─── LISTED RECORDS ───

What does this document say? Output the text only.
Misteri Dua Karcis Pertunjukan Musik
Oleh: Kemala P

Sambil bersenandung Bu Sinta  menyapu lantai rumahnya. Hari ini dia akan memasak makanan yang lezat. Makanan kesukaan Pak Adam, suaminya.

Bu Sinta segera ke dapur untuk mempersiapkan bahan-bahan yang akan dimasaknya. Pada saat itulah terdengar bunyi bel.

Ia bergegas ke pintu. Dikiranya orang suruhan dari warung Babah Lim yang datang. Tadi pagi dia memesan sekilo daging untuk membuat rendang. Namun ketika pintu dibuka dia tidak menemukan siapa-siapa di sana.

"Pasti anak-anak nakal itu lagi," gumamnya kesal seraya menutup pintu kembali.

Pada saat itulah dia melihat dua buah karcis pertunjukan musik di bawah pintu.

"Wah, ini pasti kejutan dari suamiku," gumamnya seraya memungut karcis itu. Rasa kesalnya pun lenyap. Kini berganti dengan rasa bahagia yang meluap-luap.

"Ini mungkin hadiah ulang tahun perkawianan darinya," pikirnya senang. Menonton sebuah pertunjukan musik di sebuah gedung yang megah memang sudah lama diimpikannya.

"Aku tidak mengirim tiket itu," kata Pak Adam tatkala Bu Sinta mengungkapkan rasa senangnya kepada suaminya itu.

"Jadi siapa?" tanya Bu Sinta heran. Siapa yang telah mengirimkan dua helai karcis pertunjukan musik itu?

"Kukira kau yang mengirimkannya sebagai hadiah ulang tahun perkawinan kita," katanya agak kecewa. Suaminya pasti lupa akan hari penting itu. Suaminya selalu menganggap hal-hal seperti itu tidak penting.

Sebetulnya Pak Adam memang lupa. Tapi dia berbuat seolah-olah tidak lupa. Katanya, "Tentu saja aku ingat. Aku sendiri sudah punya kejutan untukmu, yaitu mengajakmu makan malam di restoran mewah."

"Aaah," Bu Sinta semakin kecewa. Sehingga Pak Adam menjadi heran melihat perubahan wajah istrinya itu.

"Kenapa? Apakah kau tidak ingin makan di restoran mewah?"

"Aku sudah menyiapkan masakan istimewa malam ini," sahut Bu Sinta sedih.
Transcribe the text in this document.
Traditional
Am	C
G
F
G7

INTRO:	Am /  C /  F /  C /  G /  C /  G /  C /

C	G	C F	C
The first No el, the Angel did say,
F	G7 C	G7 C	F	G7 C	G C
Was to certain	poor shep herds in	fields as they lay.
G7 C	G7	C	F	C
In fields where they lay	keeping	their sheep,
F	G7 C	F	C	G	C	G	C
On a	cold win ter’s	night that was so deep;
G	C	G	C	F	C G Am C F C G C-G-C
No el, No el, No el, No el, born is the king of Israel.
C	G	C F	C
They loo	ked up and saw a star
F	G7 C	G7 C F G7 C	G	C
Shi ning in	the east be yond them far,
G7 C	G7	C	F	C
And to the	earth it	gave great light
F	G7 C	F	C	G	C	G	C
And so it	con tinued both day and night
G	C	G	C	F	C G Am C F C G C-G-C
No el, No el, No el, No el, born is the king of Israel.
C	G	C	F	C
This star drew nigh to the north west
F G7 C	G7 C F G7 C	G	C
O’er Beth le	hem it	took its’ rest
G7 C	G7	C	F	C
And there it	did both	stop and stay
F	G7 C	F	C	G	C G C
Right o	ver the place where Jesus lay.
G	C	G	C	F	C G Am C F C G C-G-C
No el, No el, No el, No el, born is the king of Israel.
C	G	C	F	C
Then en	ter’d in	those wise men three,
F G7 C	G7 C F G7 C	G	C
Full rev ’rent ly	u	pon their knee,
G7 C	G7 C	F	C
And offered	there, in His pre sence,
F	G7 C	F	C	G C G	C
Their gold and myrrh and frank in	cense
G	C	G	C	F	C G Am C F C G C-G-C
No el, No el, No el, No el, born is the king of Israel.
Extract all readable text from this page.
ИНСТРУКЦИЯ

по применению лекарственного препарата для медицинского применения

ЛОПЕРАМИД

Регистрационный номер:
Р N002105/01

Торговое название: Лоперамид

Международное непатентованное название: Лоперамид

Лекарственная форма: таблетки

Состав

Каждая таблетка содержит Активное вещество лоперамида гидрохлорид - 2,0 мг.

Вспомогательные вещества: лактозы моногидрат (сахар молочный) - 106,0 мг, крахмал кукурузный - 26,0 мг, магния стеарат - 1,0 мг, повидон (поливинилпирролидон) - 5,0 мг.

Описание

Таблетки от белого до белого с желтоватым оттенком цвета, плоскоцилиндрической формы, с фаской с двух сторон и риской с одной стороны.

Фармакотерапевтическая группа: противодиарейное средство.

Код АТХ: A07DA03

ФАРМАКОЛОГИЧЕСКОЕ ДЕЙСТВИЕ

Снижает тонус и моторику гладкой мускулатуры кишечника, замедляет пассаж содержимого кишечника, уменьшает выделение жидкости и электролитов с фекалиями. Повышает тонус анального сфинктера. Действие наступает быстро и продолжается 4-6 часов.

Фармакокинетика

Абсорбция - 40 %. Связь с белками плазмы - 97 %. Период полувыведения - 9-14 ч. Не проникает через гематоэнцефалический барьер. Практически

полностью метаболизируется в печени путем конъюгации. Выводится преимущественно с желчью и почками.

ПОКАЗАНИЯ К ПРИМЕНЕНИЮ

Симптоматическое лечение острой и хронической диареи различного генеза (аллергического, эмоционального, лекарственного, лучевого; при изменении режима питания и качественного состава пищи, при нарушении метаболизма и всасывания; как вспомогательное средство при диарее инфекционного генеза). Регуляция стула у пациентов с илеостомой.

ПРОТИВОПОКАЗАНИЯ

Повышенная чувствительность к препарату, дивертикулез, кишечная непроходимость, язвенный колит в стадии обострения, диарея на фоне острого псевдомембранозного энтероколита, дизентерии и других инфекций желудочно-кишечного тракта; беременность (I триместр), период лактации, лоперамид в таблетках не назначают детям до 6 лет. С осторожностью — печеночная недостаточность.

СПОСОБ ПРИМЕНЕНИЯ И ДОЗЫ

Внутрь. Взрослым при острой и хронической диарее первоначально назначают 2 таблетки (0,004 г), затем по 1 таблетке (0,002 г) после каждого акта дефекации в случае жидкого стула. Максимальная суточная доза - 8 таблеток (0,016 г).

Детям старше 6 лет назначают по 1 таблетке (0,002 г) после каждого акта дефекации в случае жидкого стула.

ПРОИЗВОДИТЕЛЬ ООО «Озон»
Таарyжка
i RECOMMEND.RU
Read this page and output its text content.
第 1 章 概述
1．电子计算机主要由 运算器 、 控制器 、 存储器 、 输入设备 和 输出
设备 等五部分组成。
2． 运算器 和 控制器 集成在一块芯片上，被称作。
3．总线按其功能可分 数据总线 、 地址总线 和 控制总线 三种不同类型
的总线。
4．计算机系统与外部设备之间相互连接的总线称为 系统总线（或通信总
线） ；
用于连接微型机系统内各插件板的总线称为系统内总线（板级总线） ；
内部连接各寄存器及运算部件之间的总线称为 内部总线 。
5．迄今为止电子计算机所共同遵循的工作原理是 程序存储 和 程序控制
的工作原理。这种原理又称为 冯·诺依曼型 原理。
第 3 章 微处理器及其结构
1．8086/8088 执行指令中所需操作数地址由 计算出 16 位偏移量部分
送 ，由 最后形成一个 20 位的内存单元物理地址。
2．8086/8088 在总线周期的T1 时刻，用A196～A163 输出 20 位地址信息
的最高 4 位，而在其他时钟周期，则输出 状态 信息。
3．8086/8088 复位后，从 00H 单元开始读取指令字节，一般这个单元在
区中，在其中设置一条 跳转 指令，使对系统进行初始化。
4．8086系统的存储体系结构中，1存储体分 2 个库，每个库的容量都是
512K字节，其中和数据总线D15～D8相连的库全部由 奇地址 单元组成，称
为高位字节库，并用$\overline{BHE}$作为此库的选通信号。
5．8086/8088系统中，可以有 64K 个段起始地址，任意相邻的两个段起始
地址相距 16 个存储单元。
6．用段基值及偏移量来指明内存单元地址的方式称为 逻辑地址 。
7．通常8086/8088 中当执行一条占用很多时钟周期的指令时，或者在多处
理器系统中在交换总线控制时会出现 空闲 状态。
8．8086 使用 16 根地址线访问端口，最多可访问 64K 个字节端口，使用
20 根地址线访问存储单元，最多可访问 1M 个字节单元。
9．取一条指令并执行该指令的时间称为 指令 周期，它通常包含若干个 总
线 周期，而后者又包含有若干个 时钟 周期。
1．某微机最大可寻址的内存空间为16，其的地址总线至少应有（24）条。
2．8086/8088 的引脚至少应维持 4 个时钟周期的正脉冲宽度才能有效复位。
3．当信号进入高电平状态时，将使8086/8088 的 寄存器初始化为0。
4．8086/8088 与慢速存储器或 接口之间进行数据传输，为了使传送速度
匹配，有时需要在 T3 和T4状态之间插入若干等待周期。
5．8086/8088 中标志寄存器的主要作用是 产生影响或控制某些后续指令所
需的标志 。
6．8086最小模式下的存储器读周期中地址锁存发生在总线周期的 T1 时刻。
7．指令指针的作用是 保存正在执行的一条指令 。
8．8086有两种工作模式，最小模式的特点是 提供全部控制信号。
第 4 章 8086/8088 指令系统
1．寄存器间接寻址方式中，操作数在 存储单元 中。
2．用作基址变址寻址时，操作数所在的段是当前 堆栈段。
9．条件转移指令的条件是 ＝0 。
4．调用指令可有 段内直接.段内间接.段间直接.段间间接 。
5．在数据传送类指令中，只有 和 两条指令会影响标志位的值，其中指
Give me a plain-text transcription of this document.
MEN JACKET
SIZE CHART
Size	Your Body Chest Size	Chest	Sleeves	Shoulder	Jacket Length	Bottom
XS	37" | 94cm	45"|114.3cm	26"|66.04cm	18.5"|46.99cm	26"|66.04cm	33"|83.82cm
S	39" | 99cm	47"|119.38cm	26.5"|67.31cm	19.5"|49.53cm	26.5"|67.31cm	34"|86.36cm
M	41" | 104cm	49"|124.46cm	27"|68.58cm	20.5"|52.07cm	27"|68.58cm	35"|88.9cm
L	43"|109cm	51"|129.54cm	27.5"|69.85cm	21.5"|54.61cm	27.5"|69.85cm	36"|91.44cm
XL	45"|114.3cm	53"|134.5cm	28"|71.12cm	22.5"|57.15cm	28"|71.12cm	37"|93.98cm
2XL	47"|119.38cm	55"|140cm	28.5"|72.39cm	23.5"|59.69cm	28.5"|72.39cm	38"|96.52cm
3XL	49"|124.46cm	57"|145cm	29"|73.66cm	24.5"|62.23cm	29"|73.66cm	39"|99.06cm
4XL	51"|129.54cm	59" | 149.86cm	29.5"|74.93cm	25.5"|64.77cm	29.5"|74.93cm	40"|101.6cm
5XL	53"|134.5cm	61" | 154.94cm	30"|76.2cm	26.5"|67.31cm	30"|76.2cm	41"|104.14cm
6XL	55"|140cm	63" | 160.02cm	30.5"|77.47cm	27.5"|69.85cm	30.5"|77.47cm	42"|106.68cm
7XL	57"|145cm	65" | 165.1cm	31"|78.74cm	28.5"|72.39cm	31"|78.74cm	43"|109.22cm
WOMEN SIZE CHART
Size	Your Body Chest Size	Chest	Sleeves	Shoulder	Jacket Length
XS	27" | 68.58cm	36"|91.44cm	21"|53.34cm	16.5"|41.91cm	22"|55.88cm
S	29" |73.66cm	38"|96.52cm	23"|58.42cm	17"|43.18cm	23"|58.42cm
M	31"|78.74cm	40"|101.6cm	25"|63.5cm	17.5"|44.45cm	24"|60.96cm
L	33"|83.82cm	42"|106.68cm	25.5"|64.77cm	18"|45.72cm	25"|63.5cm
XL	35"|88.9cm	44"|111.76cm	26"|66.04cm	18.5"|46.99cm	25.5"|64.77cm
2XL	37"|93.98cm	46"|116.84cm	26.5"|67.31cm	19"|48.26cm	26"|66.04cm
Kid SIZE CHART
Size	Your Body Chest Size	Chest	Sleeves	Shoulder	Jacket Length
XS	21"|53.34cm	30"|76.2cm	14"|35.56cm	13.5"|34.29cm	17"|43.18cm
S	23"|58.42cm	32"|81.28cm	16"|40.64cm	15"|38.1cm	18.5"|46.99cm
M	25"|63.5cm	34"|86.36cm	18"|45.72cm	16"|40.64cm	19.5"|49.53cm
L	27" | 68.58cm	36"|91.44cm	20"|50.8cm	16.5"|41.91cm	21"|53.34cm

───

__WHAT TO PRODUCE__.
Say how many lines above hold the word "tahun", giving only the count.

__EXERCISE SOLUTION__.
2